**Directions:** Write out each record below exactly as it appears, with no pictures.

Dataset entries

※

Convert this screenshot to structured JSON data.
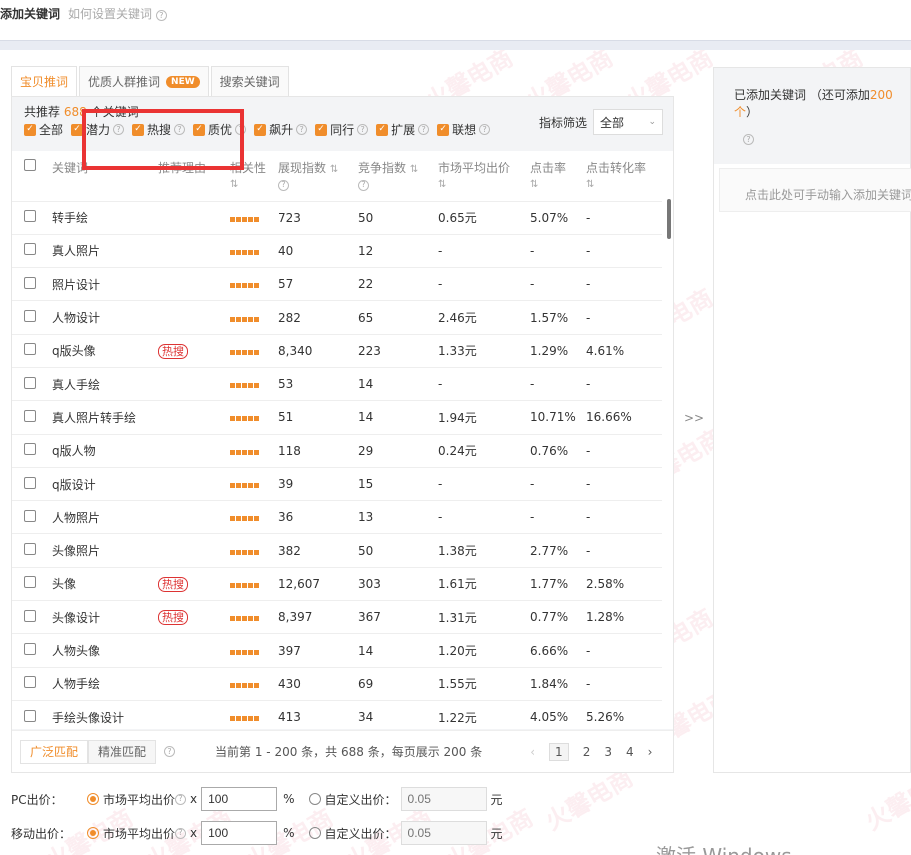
{
  "header": {
    "title": "添加关键词",
    "help": "如何设置关键词"
  },
  "tabs": [
    {
      "label": "宝贝推词"
    },
    {
      "label": "优质人群推词",
      "badge": "NEW"
    },
    {
      "label": "搜索关键词"
    }
  ],
  "summary": {
    "prefix": "共推荐",
    "count": "688",
    "suffix": "个关键词"
  },
  "filters": [
    "全部",
    "潜力",
    "热搜",
    "质优",
    "飙升",
    "同行",
    "扩展",
    "联想"
  ],
  "metric_filter": {
    "label": "指标筛选",
    "value": "全部"
  },
  "columns": [
    "关键词",
    "推荐理由",
    "相关性",
    "展现指数",
    "竞争指数",
    "市场平均出价",
    "点击率",
    "点击转化率"
  ],
  "rows": [
    {
      "kw": "转手绘",
      "hot": false,
      "show": "723",
      "comp": "50",
      "price": "0.65元",
      "ctr": "5.07%",
      "cvr": "-"
    },
    {
      "kw": "真人照片",
      "hot": false,
      "show": "40",
      "comp": "12",
      "price": "-",
      "ctr": "-",
      "cvr": "-"
    },
    {
      "kw": "照片设计",
      "hot": false,
      "show": "57",
      "comp": "22",
      "price": "-",
      "ctr": "-",
      "cvr": "-"
    },
    {
      "kw": "人物设计",
      "hot": false,
      "show": "282",
      "comp": "65",
      "price": "2.46元",
      "ctr": "1.57%",
      "cvr": "-"
    },
    {
      "kw": "q版头像",
      "hot": true,
      "show": "8,340",
      "comp": "223",
      "price": "1.33元",
      "ctr": "1.29%",
      "cvr": "4.61%"
    },
    {
      "kw": "真人手绘",
      "hot": false,
      "show": "53",
      "comp": "14",
      "price": "-",
      "ctr": "-",
      "cvr": "-"
    },
    {
      "kw": "真人照片转手绘",
      "hot": false,
      "show": "51",
      "comp": "14",
      "price": "1.94元",
      "ctr": "10.71%",
      "cvr": "16.66%"
    },
    {
      "kw": "q版人物",
      "hot": false,
      "show": "118",
      "comp": "29",
      "price": "0.24元",
      "ctr": "0.76%",
      "cvr": "-"
    },
    {
      "kw": "q版设计",
      "hot": false,
      "show": "39",
      "comp": "15",
      "price": "-",
      "ctr": "-",
      "cvr": "-"
    },
    {
      "kw": "人物照片",
      "hot": false,
      "show": "36",
      "comp": "13",
      "price": "-",
      "ctr": "-",
      "cvr": "-"
    },
    {
      "kw": "头像照片",
      "hot": false,
      "show": "382",
      "comp": "50",
      "price": "1.38元",
      "ctr": "2.77%",
      "cvr": "-"
    },
    {
      "kw": "头像",
      "hot": true,
      "show": "12,607",
      "comp": "303",
      "price": "1.61元",
      "ctr": "1.77%",
      "cvr": "2.58%"
    },
    {
      "kw": "头像设计",
      "hot": true,
      "show": "8,397",
      "comp": "367",
      "price": "1.31元",
      "ctr": "0.77%",
      "cvr": "1.28%"
    },
    {
      "kw": "人物头像",
      "hot": false,
      "show": "397",
      "comp": "14",
      "price": "1.20元",
      "ctr": "6.66%",
      "cvr": "-"
    },
    {
      "kw": "人物手绘",
      "hot": false,
      "show": "430",
      "comp": "69",
      "price": "1.55元",
      "ctr": "1.84%",
      "cvr": "-"
    },
    {
      "kw": "手绘头像设计",
      "hot": false,
      "show": "413",
      "comp": "34",
      "price": "1.22元",
      "ctr": "4.05%",
      "cvr": "5.26%"
    }
  ],
  "hot_label": "热搜",
  "footer": {
    "broad": "广泛匹配",
    "exact": "精准匹配",
    "pager_info": "当前第 1 - 200 条，共 688 条，每页展示 200 条",
    "pages": [
      "1",
      "2",
      "3",
      "4"
    ]
  },
  "right_panel": {
    "title_prefix": "已添加关键词 （还可添加",
    "remaining": "200个",
    "title_suffix": "）",
    "input_placeholder": "点击此处可手动输入添加关键词"
  },
  "arrow": ">>",
  "bid": {
    "pc_label": "PC出价：",
    "mobile_label": "移动出价：",
    "market_label": "市场平均出价",
    "multiplier": "x",
    "value": "100",
    "percent": "%",
    "custom_label": "自定义出价：",
    "custom_placeholder": "0.05",
    "yuan": "元"
  },
  "os_watermark": "激活 Windows",
  "watermark": "火馨电商",
  "colors": {
    "accent": "#f08d2b",
    "hot": "#d33333",
    "highlight_box": "#ea3333"
  }
}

※

**Written solution:**
Convert this screenshot to structured JSON data.
{
  "header": {
    "title": "添加关键词",
    "help": "如何设置关键词"
  },
  "tabs": [
    {
      "label": "宝贝推词"
    },
    {
      "label": "优质人群推词",
      "badge": "NEW"
    },
    {
      "label": "搜索关键词"
    }
  ],
  "summary": {
    "prefix": "共推荐",
    "count": "688",
    "suffix": "个关键词"
  },
  "filters": [
    "全部",
    "潜力",
    "热搜",
    "质优",
    "飙升",
    "同行",
    "扩展",
    "联想"
  ],
  "metric_filter": {
    "label": "指标筛选",
    "value": "全部"
  },
  "columns": [
    "关键词",
    "推荐理由",
    "相关性",
    "展现指数",
    "竞争指数",
    "市场平均出价",
    "点击率",
    "点击转化率"
  ],
  "rows": [
    {
      "kw": "转手绘",
      "hot": false,
      "show": "723",
      "comp": "50",
      "price": "0.65元",
      "ctr": "5.07%",
      "cvr": "-"
    },
    {
      "kw": "真人照片",
      "hot": false,
      "show": "40",
      "comp": "12",
      "price": "-",
      "ctr": "-",
      "cvr": "-"
    },
    {
      "kw": "照片设计",
      "hot": false,
      "show": "57",
      "comp": "22",
      "price": "-",
      "ctr": "-",
      "cvr": "-"
    },
    {
      "kw": "人物设计",
      "hot": false,
      "show": "282",
      "comp": "65",
      "price": "2.46元",
      "ctr": "1.57%",
      "cvr": "-"
    },
    {
      "kw": "q版头像",
      "hot": true,
      "show": "8,340",
      "comp": "223",
      "price": "1.33元",
      "ctr": "1.29%",
      "cvr": "4.61%"
    },
    {
      "kw": "真人手绘",
      "hot": false,
      "show": "53",
      "comp": "14",
      "price": "-",
      "ctr": "-",
      "cvr": "-"
    },
    {
      "kw": "真人照片转手绘",
      "hot": false,
      "show": "51",
      "comp": "14",
      "price": "1.94元",
      "ctr": "10.71%",
      "cvr": "16.66%"
    },
    {
      "kw": "q版人物",
      "hot": false,
      "show": "118",
      "comp": "29",
      "price": "0.24元",
      "ctr": "0.76%",
      "cvr": "-"
    },
    {
      "kw": "q版设计",
      "hot": false,
      "show": "39",
      "comp": "15",
      "price": "-",
      "ctr": "-",
      "cvr": "-"
    },
    {
      "kw": "人物照片",
      "hot": false,
      "show": "36",
      "comp": "13",
      "price": "-",
      "ctr": "-",
      "cvr": "-"
    },
    {
      "kw": "头像照片",
      "hot": false,
      "show": "382",
      "comp": "50",
      "price": "1.38元",
      "ctr": "2.77%",
      "cvr": "-"
    },
    {
      "kw": "头像",
      "hot": true,
      "show": "12,607",
      "comp": "303",
      "price": "1.61元",
      "ctr": "1.77%",
      "cvr": "2.58%"
    },
    {
      "kw": "头像设计",
      "hot": true,
      "show": "8,397",
      "comp": "367",
      "price": "1.31元",
      "ctr": "0.77%",
      "cvr": "1.28%"
    },
    {
      "kw": "人物头像",
      "hot": false,
      "show": "397",
      "comp": "14",
      "price": "1.20元",
      "ctr": "6.66%",
      "cvr": "-"
    },
    {
      "kw": "人物手绘",
      "hot": false,
      "show": "430",
      "comp": "69",
      "price": "1.55元",
      "ctr": "1.84%",
      "cvr": "-"
    },
    {
      "kw": "手绘头像设计",
      "hot": false,
      "show": "413",
      "comp": "34",
      "price": "1.22元",
      "ctr": "4.05%",
      "cvr": "5.26%"
    }
  ],
  "hot_label": "热搜",
  "footer": {
    "broad": "广泛匹配",
    "exact": "精准匹配",
    "pager_info": "当前第 1 - 200 条，共 688 条，每页展示 200 条",
    "pages": [
      "1",
      "2",
      "3",
      "4"
    ]
  },
  "right_panel": {
    "title_prefix": "已添加关键词 （还可添加",
    "remaining": "200个",
    "title_suffix": "）",
    "input_placeholder": "点击此处可手动输入添加关键词"
  },
  "arrow": ">>",
  "bid": {
    "pc_label": "PC出价：",
    "mobile_label": "移动出价：",
    "market_label": "市场平均出价",
    "multiplier": "x",
    "value": "100",
    "percent": "%",
    "custom_label": "自定义出价：",
    "custom_placeholder": "0.05",
    "yuan": "元"
  },
  "os_watermark": "激活 Windows",
  "watermark": "火馨电商",
  "colors": {
    "accent": "#f08d2b",
    "hot": "#d33333",
    "highlight_box": "#ea3333"
  }
}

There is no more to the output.